> _Stated goal_:
Sift the material for lines containing "Python", and return them.
## start Exercise material
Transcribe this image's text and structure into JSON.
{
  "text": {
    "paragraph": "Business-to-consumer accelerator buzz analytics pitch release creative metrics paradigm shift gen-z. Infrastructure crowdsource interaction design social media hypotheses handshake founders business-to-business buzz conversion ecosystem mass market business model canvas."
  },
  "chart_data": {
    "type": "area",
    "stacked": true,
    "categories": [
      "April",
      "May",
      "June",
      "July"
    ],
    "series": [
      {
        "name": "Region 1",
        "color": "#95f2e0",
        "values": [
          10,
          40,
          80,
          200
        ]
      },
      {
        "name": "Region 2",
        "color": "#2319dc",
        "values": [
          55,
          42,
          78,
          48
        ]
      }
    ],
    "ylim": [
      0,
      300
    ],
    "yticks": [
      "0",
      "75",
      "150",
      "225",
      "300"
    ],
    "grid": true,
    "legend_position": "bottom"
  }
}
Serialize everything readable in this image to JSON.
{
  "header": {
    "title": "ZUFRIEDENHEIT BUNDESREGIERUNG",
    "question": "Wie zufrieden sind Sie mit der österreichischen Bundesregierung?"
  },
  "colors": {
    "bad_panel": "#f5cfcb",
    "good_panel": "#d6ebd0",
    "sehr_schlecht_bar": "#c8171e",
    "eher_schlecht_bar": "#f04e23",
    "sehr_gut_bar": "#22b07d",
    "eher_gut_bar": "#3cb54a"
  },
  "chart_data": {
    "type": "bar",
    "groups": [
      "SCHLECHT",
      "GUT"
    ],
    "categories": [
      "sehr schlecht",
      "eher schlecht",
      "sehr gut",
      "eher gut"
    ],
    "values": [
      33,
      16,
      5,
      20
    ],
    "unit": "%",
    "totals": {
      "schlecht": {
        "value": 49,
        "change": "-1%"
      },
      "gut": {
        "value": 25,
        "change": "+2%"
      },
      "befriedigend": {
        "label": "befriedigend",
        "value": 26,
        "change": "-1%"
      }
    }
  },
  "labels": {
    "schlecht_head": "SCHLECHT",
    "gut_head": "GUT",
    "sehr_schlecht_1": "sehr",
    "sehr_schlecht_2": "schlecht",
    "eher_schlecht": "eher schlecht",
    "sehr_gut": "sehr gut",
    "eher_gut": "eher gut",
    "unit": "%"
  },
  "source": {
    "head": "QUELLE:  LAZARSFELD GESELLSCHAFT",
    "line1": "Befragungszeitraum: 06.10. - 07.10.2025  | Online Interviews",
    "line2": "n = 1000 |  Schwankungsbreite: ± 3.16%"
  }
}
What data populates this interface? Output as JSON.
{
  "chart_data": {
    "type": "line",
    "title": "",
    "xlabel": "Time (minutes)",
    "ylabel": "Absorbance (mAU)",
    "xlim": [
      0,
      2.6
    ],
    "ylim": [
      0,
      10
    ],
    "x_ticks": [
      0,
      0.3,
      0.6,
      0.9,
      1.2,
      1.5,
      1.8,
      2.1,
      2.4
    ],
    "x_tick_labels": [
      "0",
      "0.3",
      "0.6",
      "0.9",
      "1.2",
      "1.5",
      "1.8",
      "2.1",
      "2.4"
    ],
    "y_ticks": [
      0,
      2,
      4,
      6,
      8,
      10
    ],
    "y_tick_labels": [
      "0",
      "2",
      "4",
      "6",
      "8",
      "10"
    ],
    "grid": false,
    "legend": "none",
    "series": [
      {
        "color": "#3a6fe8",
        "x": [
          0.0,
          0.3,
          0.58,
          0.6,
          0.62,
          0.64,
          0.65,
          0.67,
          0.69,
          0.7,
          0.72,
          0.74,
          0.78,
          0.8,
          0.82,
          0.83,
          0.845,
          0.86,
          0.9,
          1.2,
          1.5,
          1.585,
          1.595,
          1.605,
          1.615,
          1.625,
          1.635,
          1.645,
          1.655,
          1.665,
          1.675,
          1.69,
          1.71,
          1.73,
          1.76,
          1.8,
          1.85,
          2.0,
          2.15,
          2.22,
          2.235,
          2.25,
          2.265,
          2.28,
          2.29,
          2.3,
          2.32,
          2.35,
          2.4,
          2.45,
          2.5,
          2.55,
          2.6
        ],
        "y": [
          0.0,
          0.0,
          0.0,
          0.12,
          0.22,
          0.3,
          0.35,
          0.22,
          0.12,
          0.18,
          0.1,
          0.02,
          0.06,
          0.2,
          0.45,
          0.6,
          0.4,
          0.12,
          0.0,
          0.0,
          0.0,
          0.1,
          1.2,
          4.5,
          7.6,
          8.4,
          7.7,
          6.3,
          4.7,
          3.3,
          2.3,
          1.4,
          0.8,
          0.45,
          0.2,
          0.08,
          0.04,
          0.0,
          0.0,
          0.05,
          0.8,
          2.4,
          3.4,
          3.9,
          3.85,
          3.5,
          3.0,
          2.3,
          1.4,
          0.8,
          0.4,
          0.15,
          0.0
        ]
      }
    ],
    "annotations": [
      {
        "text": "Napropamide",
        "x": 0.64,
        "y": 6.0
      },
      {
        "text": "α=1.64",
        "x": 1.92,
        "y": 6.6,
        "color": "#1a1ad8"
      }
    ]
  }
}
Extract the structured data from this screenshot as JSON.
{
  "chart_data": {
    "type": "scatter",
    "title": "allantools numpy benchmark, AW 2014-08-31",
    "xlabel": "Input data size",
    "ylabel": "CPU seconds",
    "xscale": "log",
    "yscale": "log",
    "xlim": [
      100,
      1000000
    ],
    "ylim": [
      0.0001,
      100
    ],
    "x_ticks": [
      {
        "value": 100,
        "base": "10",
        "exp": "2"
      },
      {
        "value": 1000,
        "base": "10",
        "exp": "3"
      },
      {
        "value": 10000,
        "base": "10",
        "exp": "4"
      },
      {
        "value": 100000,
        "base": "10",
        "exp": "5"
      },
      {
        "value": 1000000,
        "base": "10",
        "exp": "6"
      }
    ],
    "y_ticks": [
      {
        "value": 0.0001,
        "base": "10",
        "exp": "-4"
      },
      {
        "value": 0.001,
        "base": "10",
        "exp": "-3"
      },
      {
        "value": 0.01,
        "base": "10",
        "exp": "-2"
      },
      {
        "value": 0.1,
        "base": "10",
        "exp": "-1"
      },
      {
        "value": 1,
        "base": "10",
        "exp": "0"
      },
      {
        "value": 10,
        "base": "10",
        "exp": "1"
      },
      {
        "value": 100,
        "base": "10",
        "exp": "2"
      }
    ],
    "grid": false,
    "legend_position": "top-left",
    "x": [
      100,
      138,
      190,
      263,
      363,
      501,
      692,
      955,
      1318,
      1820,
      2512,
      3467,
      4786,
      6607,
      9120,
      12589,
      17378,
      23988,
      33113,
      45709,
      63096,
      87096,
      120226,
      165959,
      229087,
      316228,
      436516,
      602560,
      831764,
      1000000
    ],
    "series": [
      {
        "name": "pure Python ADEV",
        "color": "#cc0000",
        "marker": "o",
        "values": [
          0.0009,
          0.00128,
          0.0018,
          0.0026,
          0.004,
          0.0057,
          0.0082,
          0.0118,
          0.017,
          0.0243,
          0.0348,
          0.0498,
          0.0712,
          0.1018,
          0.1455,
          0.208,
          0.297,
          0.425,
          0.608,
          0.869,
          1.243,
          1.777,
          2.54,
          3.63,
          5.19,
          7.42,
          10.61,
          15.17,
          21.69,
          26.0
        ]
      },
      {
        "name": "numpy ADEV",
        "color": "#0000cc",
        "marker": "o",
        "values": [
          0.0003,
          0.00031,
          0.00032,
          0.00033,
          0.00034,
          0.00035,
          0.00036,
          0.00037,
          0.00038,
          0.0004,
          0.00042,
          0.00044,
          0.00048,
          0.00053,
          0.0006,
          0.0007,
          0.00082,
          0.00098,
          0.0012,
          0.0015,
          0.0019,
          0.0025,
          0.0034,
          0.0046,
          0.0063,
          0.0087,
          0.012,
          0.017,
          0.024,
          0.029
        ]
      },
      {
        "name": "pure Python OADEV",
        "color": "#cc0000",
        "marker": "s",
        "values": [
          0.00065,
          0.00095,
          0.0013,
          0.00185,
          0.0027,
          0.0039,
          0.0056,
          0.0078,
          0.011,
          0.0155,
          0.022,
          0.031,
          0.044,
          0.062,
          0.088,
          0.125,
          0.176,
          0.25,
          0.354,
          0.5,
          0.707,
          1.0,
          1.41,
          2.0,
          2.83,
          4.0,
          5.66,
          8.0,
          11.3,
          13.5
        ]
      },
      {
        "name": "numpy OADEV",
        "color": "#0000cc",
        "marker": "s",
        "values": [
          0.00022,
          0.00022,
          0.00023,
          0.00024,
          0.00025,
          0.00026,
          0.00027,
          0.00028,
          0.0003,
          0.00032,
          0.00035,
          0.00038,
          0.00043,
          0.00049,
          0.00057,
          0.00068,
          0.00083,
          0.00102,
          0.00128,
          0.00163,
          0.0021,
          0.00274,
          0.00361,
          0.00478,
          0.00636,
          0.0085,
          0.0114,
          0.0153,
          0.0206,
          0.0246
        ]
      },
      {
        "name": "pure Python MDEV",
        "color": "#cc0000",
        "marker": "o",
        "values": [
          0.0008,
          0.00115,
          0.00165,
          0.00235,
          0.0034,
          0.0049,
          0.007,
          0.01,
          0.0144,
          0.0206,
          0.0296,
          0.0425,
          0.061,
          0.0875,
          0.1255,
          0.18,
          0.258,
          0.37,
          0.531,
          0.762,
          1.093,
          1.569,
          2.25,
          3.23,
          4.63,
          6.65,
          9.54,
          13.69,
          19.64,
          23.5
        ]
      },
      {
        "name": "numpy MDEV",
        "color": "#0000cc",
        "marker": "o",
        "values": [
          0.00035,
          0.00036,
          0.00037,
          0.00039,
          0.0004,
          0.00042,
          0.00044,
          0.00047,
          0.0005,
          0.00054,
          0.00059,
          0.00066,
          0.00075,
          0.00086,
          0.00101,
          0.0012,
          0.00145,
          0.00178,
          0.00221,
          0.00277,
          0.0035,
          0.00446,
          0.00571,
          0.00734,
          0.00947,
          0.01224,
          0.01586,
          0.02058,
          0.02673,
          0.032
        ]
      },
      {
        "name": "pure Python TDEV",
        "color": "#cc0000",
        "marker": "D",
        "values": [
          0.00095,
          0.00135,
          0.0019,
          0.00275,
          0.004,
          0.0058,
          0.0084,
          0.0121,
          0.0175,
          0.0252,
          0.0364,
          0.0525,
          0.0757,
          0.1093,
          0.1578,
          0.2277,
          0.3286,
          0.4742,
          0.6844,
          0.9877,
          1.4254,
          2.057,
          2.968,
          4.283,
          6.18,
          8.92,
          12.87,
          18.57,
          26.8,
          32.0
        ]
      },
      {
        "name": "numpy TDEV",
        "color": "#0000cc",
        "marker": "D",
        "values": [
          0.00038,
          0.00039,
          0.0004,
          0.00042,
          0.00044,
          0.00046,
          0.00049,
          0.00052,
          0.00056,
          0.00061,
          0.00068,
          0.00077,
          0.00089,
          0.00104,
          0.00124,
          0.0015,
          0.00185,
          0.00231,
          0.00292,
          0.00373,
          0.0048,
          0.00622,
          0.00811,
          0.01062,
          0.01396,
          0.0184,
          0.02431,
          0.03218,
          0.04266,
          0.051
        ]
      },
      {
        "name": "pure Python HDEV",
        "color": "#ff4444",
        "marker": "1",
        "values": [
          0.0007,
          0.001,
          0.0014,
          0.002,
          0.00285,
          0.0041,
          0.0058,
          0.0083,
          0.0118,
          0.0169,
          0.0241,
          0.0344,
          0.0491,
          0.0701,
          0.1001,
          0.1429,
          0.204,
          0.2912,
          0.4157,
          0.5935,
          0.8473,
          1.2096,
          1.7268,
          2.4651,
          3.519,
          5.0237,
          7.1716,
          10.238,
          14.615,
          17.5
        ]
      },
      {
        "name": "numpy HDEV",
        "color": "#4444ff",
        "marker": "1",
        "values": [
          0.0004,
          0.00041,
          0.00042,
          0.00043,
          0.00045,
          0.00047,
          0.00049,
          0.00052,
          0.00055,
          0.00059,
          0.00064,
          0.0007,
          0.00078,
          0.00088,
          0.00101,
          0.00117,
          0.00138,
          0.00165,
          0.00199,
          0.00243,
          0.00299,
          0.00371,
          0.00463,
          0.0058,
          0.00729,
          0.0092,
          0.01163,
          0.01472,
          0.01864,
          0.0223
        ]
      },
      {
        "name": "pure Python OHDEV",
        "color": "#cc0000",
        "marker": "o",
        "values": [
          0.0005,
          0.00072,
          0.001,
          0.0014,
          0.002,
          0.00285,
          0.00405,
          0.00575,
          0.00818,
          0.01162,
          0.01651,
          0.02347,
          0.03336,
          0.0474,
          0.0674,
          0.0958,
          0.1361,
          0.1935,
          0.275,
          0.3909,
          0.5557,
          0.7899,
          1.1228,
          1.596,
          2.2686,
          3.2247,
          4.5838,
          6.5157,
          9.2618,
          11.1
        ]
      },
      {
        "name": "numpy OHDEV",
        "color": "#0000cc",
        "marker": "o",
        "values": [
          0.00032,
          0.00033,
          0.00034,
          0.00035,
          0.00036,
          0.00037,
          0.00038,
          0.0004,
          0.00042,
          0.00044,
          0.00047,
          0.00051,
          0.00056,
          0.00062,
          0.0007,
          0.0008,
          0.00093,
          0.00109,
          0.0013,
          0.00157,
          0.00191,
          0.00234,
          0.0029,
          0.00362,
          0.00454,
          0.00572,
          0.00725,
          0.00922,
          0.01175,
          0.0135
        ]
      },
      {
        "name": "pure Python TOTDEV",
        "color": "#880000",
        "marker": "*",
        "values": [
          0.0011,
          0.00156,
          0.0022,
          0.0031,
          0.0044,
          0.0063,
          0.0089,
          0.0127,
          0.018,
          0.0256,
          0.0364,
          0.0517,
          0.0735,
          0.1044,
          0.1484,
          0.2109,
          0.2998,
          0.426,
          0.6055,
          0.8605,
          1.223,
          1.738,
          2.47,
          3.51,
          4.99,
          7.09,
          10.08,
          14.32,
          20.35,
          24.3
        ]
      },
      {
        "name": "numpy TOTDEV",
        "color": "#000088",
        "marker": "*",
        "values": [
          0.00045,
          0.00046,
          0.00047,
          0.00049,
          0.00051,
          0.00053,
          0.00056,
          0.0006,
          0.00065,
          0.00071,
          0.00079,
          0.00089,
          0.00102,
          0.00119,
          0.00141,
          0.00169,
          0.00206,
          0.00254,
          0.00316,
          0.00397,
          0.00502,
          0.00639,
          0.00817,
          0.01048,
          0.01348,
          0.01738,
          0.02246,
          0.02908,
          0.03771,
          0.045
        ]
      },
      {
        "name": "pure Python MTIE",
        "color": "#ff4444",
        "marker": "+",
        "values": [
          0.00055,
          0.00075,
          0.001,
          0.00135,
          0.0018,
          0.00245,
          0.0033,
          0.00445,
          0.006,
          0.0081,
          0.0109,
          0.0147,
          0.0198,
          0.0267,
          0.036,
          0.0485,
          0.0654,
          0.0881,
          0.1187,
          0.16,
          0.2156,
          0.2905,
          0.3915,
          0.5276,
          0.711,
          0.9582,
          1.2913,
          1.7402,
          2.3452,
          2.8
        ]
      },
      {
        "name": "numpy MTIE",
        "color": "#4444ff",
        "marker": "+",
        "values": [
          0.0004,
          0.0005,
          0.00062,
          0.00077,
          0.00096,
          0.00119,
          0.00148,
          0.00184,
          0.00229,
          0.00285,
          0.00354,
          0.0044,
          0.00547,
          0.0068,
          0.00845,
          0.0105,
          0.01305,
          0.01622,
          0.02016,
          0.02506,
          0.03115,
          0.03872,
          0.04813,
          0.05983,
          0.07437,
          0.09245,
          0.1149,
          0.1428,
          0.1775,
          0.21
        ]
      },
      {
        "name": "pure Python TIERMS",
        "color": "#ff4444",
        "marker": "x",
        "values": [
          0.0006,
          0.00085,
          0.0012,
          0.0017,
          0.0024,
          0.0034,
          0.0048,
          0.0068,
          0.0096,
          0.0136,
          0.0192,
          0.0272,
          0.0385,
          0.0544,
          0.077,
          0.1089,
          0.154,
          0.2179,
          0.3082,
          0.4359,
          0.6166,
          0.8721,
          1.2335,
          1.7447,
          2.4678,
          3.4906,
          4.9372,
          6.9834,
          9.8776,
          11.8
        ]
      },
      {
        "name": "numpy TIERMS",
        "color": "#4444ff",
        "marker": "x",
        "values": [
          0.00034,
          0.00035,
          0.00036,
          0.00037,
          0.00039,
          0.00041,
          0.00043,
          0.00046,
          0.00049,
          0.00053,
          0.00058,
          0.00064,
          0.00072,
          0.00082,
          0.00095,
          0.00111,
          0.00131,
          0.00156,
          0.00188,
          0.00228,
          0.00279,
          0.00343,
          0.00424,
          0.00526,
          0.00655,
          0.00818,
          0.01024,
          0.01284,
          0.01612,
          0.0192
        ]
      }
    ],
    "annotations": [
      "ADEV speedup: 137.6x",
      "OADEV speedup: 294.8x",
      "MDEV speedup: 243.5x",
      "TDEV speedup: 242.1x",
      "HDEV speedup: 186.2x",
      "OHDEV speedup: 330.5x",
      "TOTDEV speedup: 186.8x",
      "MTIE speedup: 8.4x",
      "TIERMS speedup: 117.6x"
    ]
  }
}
## end Exercise material
> _Written response_:
        "name": "pure Python ADEV",
        "name": "pure Python OADEV",
        "name": "pure Python MDEV",
        "name": "pure Python TDEV",
        "name": "pure Python HDEV",
        "name": "pure Python OHDEV",
        "name": "pure Python TOTDEV",
        "name": "pure Python MTIE",
        "name": "pure Python TIERMS",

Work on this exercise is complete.